## Directions for this task
From the entries below, gather every line containing the string "Burton".

## Recorded data
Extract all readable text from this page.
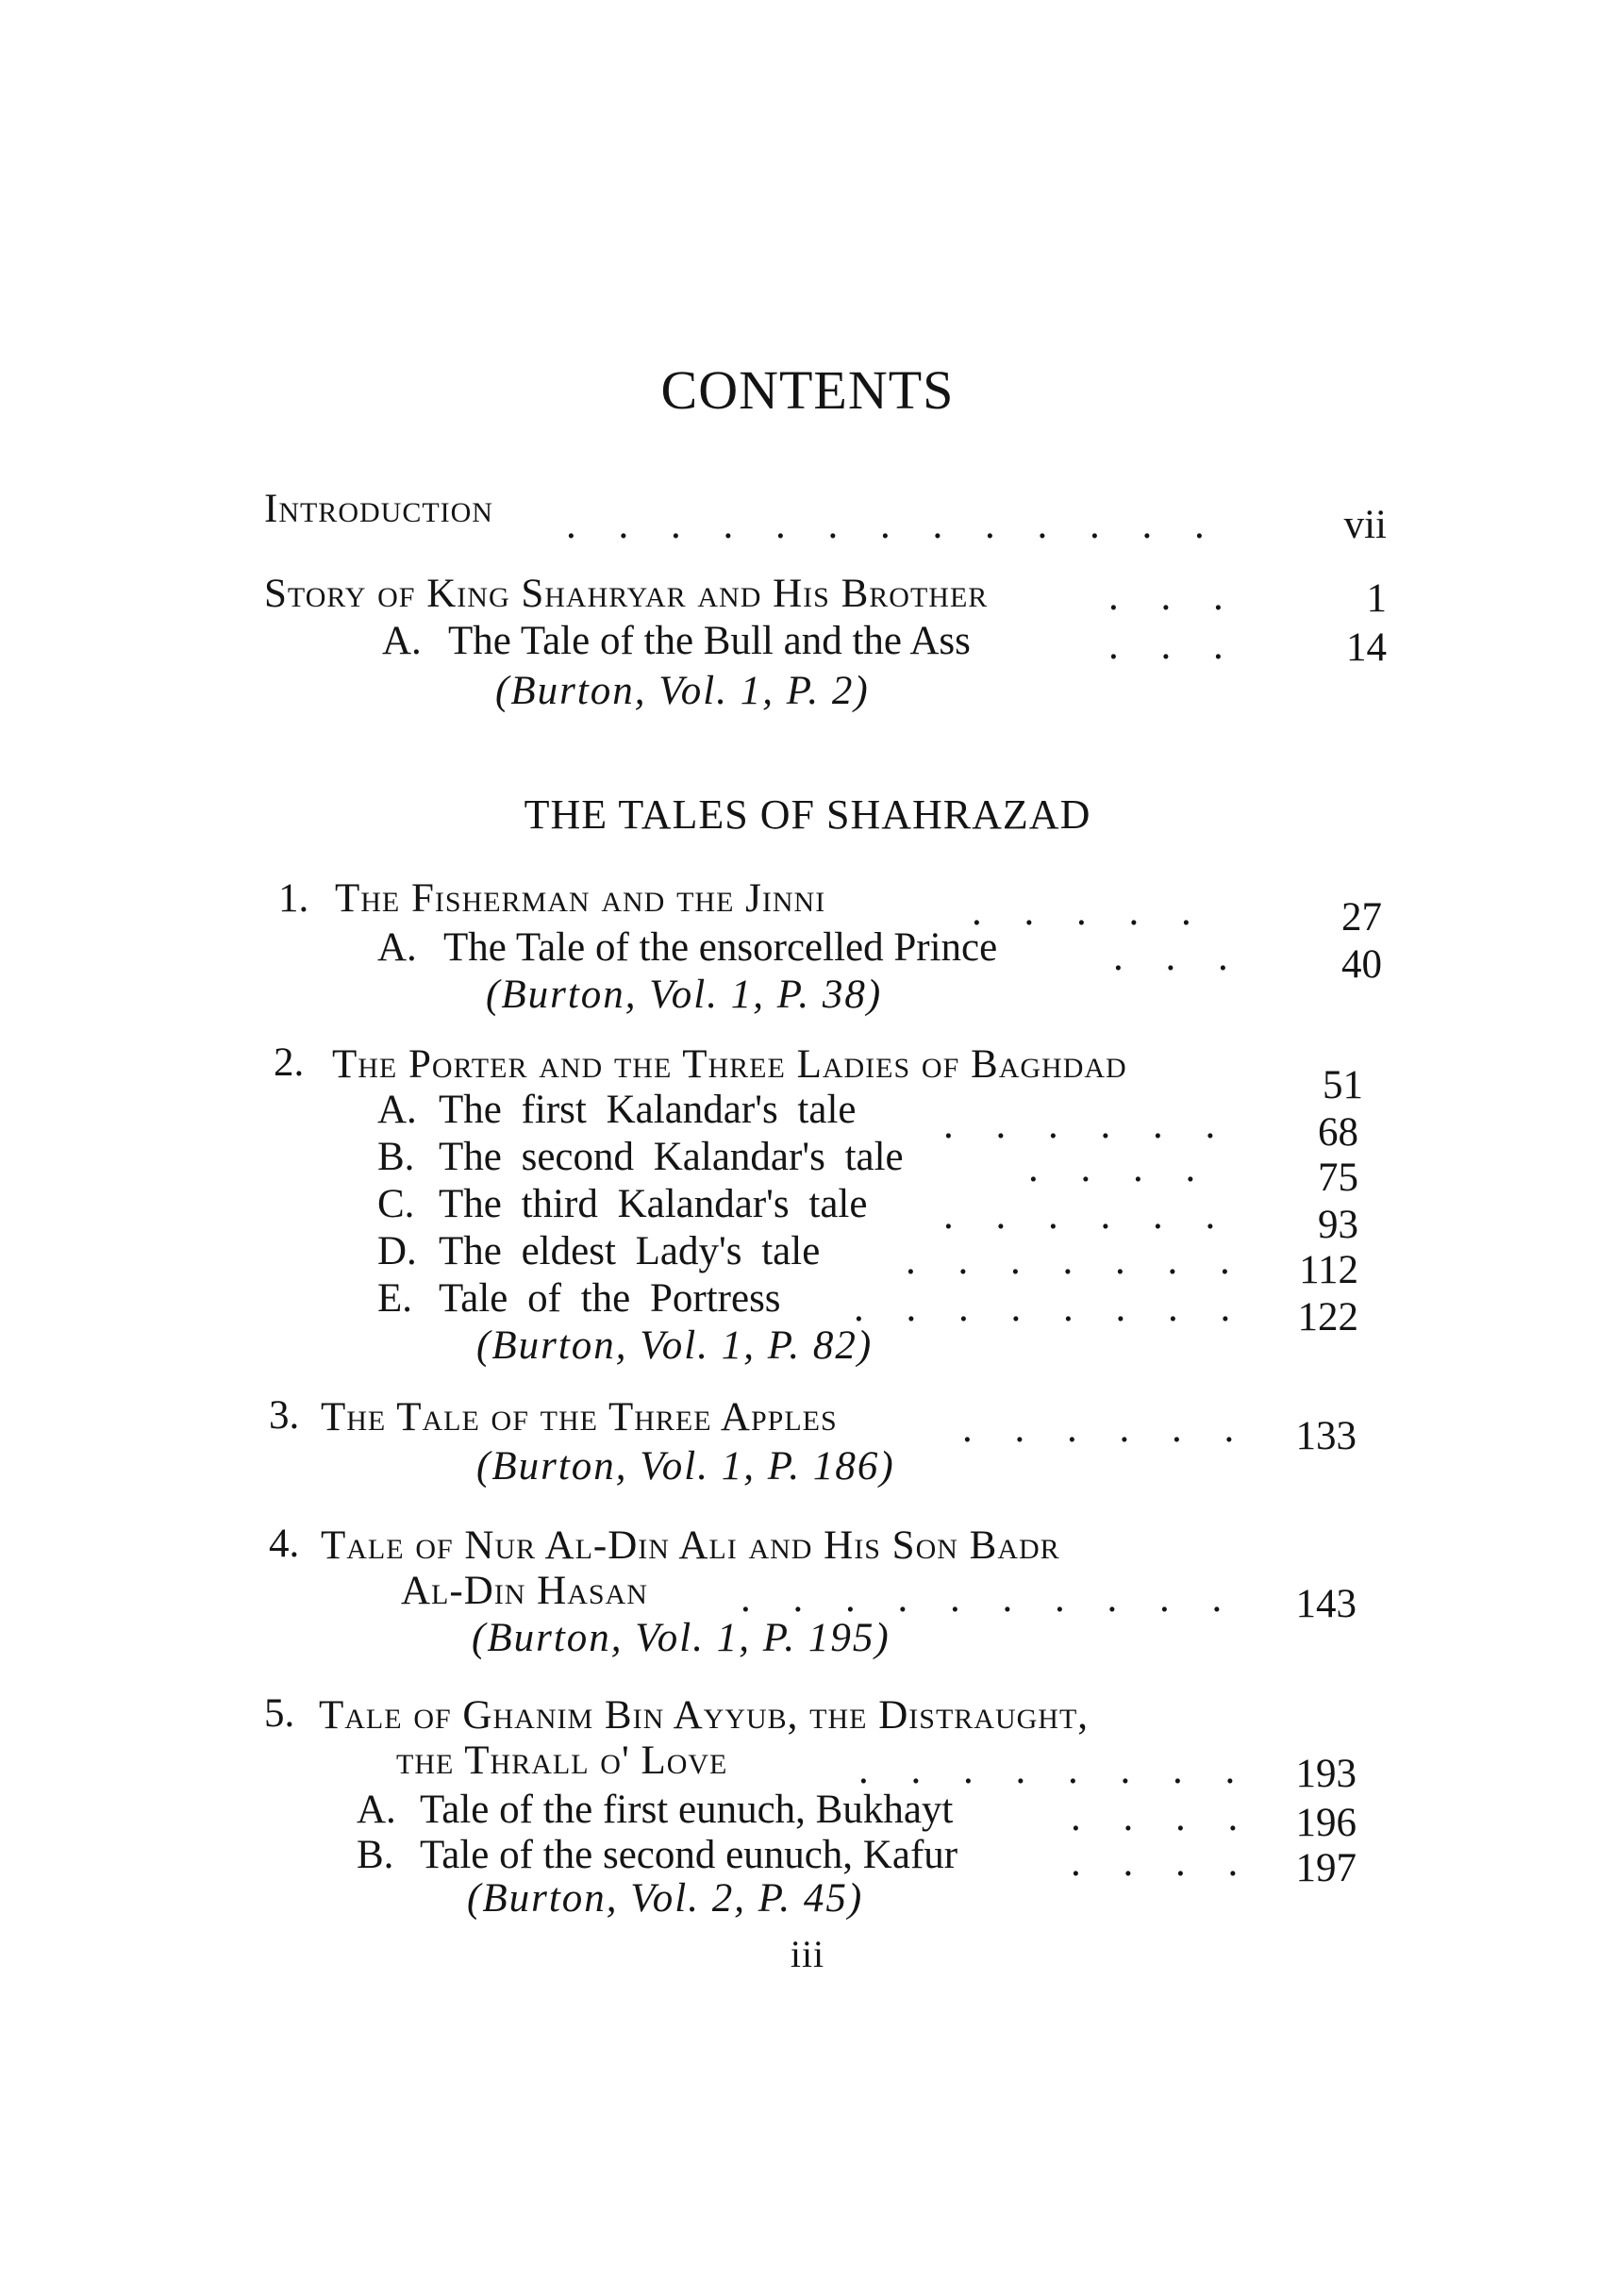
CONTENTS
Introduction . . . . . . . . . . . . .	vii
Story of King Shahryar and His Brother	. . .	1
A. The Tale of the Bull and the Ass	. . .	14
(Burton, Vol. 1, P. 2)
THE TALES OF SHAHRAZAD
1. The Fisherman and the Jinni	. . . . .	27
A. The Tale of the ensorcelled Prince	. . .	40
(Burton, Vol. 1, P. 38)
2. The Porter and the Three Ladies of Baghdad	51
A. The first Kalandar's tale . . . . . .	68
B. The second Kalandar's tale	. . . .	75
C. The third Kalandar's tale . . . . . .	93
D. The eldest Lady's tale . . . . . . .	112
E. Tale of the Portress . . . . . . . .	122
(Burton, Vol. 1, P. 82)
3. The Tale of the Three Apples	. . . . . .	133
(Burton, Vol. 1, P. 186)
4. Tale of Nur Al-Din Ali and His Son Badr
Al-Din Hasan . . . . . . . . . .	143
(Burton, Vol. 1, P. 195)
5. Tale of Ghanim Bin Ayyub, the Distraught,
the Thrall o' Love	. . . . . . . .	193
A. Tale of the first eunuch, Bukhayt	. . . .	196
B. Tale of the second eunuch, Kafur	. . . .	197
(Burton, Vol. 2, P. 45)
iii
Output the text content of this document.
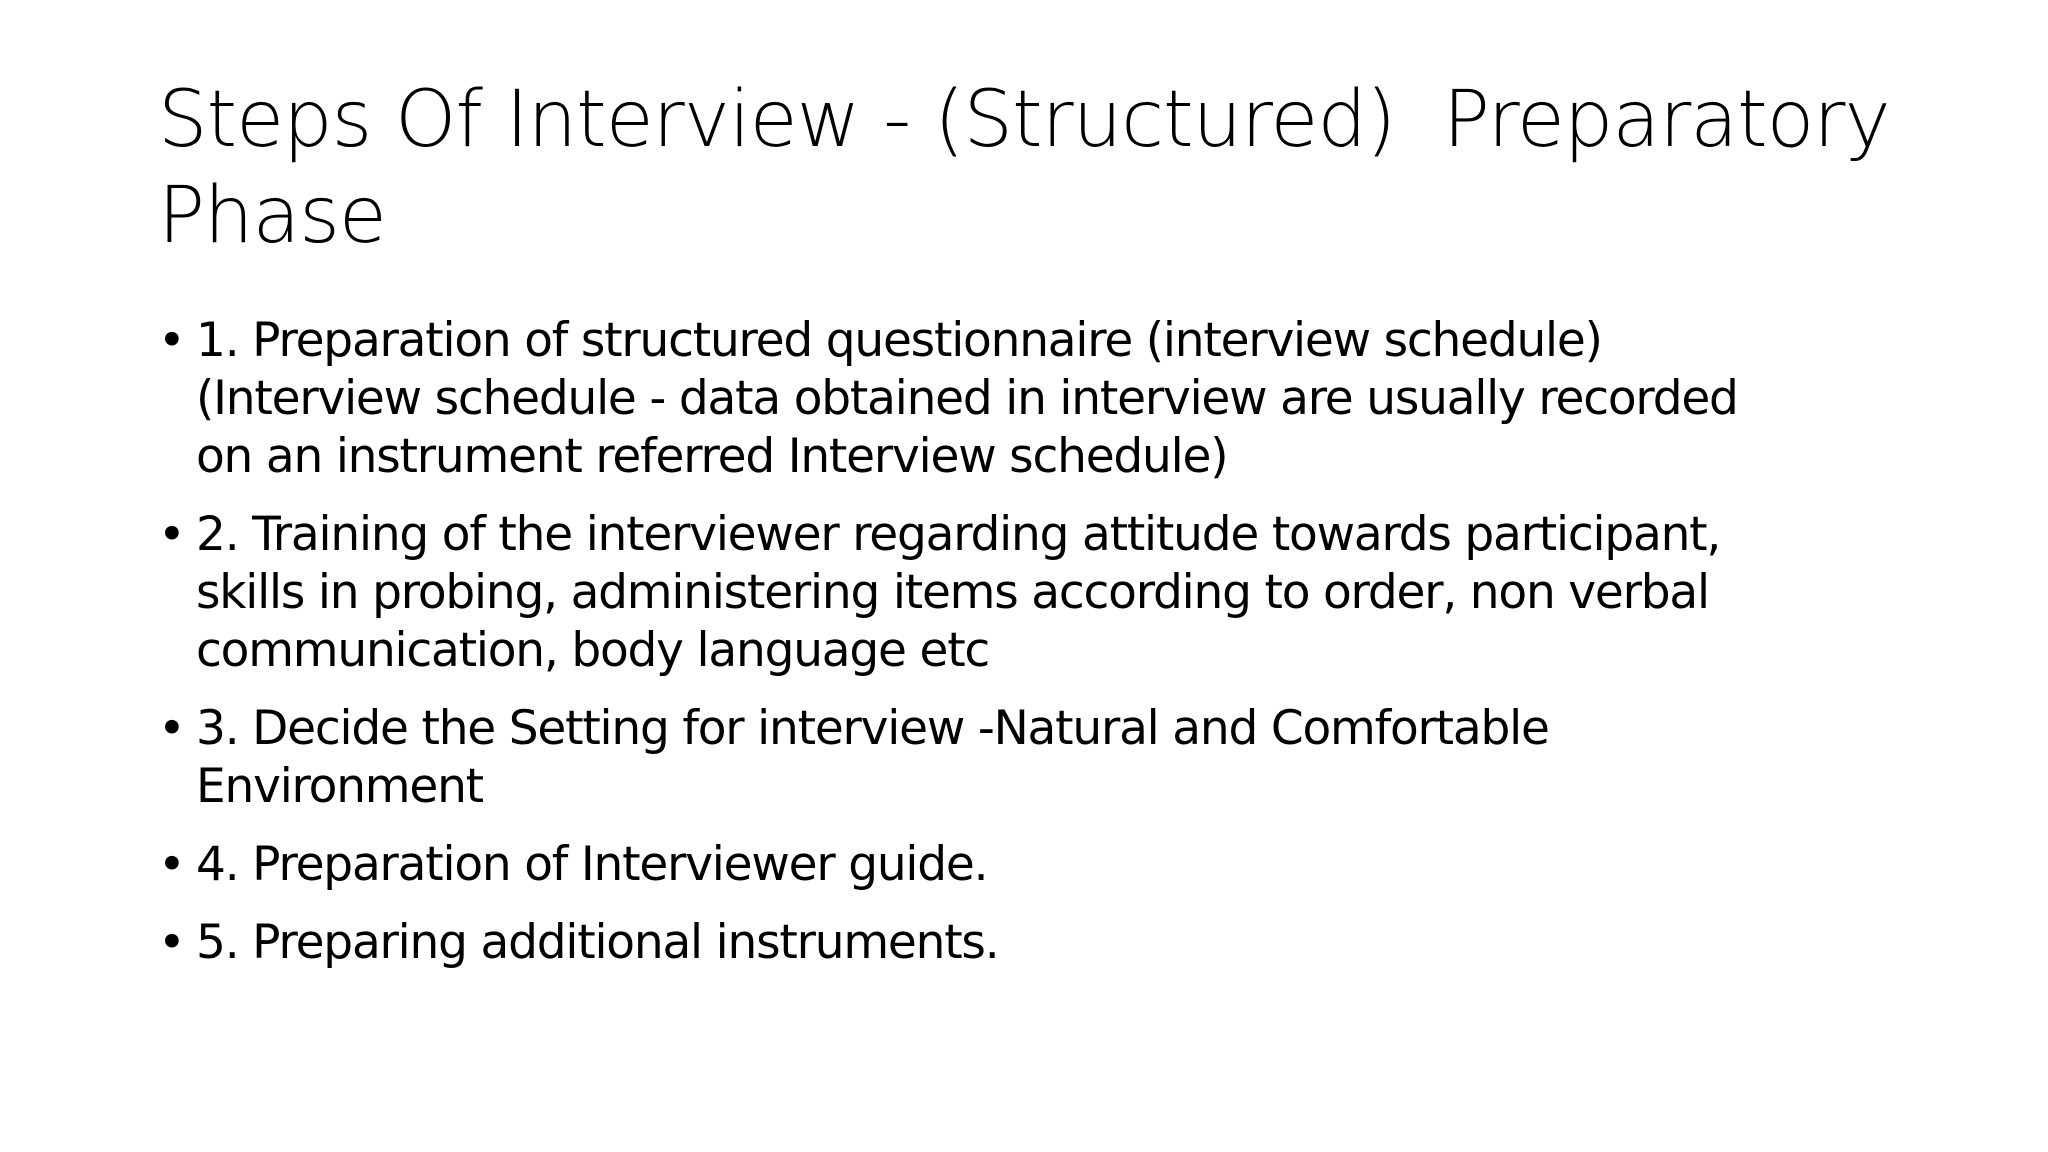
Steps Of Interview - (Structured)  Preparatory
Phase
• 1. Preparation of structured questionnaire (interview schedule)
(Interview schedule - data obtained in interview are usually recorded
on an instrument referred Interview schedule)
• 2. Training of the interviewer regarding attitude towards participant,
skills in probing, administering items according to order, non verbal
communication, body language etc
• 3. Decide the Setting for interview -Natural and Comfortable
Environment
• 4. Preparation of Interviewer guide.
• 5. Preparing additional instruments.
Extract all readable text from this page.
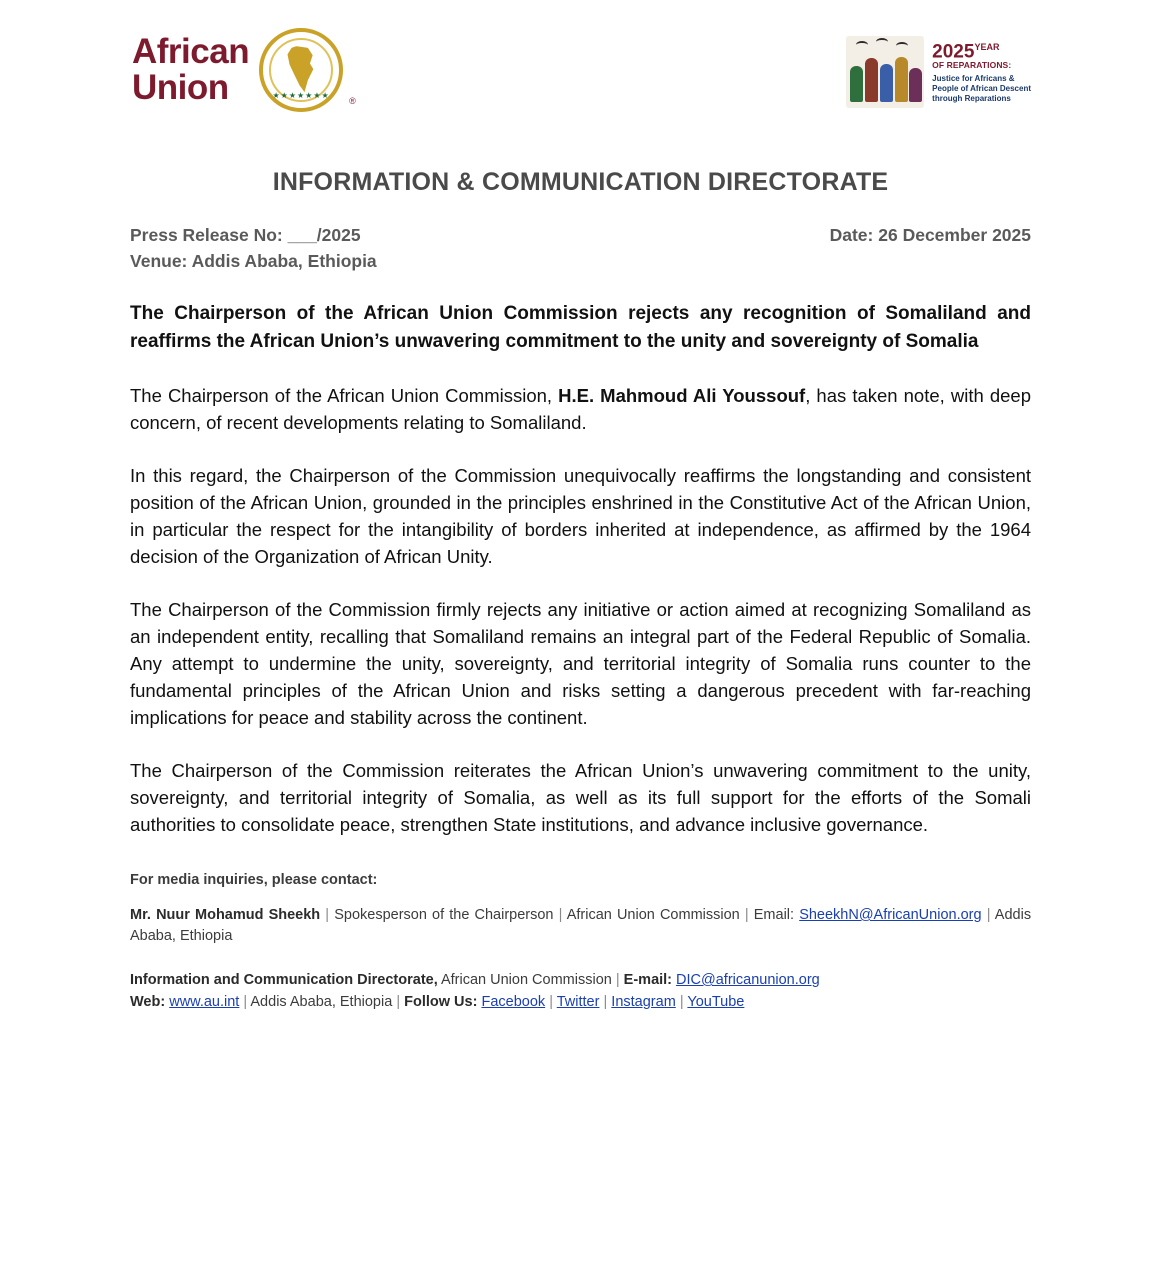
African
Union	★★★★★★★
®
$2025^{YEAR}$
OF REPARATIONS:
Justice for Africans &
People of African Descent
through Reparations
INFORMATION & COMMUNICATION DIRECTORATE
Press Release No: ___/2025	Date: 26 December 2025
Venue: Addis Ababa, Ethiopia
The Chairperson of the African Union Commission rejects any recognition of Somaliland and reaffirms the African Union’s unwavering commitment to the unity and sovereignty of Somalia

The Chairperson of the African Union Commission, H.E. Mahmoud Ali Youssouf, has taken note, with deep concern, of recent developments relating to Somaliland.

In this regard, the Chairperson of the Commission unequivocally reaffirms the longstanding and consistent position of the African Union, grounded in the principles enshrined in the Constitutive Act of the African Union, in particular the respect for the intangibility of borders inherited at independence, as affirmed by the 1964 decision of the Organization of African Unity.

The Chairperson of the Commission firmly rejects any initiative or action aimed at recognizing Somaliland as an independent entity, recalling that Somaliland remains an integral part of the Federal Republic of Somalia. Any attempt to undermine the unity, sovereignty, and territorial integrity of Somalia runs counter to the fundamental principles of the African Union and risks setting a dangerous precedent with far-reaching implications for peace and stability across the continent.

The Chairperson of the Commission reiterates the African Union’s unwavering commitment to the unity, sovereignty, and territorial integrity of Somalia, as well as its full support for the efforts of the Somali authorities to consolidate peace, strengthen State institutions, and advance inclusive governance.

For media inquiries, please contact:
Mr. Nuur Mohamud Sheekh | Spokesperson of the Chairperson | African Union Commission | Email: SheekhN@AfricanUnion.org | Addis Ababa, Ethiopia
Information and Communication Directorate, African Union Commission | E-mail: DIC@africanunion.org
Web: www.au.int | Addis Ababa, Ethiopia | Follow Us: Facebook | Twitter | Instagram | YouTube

## Solution for this task
(Burton, Vol. 1, P. 2)
(Burton, Vol. 1, P. 38)
(Burton, Vol. 1, P. 82)
(Burton, Vol. 1, P. 186)
(Burton, Vol. 1, P. 195)
(Burton, Vol. 2, P. 45)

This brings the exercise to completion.